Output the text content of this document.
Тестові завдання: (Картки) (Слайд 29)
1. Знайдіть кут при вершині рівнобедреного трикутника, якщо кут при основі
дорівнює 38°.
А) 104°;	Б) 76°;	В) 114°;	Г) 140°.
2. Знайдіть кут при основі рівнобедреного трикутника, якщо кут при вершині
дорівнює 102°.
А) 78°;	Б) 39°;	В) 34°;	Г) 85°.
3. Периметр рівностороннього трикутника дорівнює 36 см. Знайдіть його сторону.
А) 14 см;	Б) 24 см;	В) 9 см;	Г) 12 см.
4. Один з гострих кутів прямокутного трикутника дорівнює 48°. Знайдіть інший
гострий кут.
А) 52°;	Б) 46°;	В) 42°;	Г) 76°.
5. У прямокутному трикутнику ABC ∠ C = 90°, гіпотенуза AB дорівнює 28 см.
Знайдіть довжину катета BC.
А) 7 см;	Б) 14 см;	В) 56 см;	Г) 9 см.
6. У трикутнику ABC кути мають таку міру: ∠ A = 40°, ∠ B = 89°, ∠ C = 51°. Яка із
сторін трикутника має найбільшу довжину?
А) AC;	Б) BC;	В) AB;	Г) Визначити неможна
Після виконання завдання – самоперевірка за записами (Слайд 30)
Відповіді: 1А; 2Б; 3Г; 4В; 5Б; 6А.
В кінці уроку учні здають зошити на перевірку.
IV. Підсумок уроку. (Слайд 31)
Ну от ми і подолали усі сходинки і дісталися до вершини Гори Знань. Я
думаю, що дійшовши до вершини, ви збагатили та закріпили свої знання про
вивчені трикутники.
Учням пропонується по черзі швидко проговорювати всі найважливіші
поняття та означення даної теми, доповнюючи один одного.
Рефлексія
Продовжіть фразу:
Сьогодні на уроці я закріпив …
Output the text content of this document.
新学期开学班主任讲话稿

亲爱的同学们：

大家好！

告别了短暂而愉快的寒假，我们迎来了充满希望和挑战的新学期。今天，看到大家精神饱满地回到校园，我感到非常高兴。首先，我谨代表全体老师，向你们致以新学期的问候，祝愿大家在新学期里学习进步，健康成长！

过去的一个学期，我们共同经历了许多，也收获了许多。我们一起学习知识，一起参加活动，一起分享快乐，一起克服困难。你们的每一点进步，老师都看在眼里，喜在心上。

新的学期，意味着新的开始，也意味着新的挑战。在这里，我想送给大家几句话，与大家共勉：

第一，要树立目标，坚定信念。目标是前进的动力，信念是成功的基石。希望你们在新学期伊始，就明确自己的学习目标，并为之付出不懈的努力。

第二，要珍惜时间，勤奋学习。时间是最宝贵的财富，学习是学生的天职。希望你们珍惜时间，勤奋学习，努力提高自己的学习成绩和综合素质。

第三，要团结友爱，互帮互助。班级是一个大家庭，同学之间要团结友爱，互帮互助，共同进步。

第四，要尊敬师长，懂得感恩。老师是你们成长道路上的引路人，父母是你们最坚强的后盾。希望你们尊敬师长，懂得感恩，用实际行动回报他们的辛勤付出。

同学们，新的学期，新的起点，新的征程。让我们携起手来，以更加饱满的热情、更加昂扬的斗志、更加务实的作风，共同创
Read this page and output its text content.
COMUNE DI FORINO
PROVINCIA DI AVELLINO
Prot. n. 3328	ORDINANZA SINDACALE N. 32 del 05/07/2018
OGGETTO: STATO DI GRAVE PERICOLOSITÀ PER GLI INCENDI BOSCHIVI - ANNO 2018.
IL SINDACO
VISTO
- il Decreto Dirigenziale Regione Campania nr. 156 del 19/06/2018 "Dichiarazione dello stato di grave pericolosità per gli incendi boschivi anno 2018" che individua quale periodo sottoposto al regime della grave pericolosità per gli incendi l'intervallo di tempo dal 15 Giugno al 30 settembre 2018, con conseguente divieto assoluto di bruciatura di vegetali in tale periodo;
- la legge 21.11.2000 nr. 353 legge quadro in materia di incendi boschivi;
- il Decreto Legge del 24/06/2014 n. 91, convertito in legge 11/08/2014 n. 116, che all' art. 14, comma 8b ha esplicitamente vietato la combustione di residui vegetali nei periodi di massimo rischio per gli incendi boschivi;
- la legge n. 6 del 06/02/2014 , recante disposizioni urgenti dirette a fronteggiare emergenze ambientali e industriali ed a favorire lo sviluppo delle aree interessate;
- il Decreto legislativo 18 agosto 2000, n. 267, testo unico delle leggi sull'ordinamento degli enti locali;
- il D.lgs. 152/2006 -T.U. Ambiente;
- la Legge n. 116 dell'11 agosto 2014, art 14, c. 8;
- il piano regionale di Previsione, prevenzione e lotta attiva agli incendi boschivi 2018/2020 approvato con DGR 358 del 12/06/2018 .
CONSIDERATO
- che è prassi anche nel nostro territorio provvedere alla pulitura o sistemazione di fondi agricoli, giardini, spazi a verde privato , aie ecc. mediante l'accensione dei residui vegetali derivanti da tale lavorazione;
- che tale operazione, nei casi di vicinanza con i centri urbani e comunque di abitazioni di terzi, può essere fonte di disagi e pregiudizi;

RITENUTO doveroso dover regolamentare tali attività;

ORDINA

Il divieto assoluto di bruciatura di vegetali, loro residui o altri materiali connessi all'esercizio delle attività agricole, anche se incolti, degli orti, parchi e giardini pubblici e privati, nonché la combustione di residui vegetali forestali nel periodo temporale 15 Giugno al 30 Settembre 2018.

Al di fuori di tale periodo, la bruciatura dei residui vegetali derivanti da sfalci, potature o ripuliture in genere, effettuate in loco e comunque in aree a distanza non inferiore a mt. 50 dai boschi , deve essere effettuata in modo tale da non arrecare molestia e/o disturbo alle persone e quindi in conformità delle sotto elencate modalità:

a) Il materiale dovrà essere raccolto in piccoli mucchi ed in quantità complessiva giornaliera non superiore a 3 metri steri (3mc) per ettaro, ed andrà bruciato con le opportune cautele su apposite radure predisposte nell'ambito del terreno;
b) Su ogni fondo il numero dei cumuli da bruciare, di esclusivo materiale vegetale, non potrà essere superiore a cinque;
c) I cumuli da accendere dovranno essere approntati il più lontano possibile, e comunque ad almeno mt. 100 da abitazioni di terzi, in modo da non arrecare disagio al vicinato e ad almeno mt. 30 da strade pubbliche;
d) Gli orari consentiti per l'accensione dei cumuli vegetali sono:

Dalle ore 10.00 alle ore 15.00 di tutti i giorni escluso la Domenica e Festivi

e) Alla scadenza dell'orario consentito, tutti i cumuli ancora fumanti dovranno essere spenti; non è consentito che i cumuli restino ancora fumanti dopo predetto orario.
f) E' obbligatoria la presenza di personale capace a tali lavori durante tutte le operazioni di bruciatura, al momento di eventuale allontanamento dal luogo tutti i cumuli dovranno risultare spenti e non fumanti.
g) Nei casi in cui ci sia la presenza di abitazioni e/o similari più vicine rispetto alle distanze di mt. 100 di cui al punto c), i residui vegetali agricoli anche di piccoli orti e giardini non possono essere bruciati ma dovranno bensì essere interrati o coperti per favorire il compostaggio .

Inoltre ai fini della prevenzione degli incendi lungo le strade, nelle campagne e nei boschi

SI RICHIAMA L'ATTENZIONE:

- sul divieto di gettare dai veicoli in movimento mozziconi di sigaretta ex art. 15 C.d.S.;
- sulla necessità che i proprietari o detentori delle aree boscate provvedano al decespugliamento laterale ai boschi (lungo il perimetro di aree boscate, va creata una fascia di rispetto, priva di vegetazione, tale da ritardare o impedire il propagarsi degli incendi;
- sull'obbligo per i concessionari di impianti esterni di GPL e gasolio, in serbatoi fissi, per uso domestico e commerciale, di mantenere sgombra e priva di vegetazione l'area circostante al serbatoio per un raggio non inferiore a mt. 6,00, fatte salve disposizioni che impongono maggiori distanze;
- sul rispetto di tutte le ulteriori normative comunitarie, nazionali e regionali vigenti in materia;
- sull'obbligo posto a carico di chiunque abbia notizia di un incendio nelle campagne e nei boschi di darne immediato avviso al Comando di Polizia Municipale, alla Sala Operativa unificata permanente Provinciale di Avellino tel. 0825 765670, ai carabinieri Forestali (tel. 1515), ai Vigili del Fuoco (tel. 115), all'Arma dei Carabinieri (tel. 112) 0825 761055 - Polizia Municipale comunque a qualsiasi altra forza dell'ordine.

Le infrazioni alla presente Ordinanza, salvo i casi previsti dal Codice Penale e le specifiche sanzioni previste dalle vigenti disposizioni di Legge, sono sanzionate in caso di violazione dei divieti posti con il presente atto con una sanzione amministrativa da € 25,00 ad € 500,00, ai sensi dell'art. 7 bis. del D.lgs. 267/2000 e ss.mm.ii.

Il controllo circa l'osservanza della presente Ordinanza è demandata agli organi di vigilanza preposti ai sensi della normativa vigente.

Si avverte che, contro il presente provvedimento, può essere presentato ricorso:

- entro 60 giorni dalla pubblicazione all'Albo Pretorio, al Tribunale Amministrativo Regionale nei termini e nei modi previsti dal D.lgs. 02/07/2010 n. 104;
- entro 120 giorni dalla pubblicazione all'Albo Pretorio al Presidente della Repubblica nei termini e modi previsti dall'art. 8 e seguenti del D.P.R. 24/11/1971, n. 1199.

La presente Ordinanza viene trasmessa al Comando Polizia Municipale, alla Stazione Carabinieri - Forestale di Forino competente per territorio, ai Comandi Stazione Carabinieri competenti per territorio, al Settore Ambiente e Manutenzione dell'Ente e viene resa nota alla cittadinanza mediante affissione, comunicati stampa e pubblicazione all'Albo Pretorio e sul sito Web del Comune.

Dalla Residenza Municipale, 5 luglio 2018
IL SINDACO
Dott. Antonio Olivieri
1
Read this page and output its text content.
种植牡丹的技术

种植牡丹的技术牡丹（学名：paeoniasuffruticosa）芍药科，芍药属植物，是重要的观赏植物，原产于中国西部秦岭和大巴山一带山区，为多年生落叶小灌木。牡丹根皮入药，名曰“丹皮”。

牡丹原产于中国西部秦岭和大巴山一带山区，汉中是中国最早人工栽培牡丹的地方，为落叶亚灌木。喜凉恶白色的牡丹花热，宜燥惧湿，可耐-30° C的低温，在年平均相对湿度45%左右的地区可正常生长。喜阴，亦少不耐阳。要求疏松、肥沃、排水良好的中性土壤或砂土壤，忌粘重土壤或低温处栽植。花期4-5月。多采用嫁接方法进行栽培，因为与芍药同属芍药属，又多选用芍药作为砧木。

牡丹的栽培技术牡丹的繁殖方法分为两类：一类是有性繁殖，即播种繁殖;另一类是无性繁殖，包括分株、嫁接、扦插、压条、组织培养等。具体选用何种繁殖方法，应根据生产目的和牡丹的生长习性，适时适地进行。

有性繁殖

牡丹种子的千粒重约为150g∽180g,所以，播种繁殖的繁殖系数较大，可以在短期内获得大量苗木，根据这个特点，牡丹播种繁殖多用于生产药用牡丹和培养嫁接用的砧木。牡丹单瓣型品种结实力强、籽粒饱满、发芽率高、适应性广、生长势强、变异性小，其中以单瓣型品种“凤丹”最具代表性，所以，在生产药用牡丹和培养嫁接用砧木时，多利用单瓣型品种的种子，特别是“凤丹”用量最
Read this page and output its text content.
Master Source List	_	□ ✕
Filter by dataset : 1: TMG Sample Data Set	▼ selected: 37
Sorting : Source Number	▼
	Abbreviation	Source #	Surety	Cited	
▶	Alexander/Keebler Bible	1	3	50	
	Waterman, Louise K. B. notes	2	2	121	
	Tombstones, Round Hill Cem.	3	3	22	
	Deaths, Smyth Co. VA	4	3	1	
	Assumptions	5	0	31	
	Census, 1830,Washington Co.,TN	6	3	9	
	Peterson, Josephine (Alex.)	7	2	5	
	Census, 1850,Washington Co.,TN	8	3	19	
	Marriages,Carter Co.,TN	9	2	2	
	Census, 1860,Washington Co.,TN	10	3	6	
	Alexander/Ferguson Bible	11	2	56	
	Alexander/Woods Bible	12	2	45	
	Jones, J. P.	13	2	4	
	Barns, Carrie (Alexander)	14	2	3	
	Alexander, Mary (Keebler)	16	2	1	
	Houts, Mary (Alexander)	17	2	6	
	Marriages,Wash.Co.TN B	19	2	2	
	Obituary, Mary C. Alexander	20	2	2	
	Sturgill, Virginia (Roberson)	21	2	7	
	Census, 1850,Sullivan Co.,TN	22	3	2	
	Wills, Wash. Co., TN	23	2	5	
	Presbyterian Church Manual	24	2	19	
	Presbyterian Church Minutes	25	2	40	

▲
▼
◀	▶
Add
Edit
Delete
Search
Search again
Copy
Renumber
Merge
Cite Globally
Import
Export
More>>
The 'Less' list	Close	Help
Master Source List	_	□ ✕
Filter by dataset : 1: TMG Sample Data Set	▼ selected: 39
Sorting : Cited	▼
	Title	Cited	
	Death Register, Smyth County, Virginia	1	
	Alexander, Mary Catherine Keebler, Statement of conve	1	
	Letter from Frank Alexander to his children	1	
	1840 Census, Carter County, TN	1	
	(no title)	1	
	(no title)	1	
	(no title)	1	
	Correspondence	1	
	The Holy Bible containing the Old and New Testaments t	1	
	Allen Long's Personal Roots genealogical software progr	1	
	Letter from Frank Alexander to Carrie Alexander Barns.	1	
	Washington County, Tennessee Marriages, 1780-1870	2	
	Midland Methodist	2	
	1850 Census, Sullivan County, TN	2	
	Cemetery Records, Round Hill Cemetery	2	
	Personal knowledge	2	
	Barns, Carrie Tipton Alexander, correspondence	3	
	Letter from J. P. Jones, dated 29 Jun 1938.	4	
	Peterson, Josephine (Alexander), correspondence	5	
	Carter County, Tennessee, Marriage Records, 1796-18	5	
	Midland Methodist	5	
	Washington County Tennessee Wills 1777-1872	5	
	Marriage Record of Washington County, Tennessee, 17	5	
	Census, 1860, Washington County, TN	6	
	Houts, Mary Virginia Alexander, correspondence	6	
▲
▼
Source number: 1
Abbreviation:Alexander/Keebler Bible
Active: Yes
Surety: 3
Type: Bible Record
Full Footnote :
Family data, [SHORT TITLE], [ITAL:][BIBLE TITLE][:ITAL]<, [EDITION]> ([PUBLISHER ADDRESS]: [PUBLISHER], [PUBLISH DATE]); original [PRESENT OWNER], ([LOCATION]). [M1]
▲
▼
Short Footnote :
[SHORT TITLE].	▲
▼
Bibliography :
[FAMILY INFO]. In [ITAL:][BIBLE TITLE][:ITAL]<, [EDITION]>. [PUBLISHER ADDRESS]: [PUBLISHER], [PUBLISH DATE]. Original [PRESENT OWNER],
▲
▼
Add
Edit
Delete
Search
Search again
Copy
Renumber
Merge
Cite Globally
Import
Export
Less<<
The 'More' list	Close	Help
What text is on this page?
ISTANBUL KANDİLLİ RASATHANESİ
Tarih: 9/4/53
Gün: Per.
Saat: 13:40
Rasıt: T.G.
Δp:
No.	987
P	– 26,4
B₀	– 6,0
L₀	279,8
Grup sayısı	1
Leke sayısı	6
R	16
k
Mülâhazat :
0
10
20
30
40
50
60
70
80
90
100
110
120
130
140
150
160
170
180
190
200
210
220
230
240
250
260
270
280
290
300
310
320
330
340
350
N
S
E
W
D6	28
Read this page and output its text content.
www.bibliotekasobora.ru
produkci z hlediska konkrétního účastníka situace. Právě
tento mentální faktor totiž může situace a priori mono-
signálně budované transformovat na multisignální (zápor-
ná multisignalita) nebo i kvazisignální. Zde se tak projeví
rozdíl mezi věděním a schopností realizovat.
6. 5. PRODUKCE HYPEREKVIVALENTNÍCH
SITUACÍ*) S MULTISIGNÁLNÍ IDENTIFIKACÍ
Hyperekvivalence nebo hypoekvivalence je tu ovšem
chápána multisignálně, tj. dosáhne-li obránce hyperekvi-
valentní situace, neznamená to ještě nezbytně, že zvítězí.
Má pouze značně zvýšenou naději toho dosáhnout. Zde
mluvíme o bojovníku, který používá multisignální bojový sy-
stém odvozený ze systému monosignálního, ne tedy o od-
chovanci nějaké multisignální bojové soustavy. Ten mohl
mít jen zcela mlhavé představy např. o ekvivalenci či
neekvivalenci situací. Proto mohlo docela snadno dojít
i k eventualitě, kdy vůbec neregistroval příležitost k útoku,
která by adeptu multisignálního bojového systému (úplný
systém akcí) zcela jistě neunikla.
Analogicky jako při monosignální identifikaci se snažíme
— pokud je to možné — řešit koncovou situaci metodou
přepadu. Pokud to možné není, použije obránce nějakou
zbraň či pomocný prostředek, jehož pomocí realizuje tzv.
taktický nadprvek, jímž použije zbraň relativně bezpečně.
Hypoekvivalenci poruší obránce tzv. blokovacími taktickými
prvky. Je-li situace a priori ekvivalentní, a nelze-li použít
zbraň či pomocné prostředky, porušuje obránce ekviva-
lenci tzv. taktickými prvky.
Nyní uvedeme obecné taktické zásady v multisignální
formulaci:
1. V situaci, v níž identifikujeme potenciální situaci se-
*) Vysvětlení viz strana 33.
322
_ _ _
Look through the entries and find each line that has the string "довжину". Copy those lines.

▸ RESULT BELOW:
Знайдіть довжину катета BC.
сторін трикутника має найбільшу довжину?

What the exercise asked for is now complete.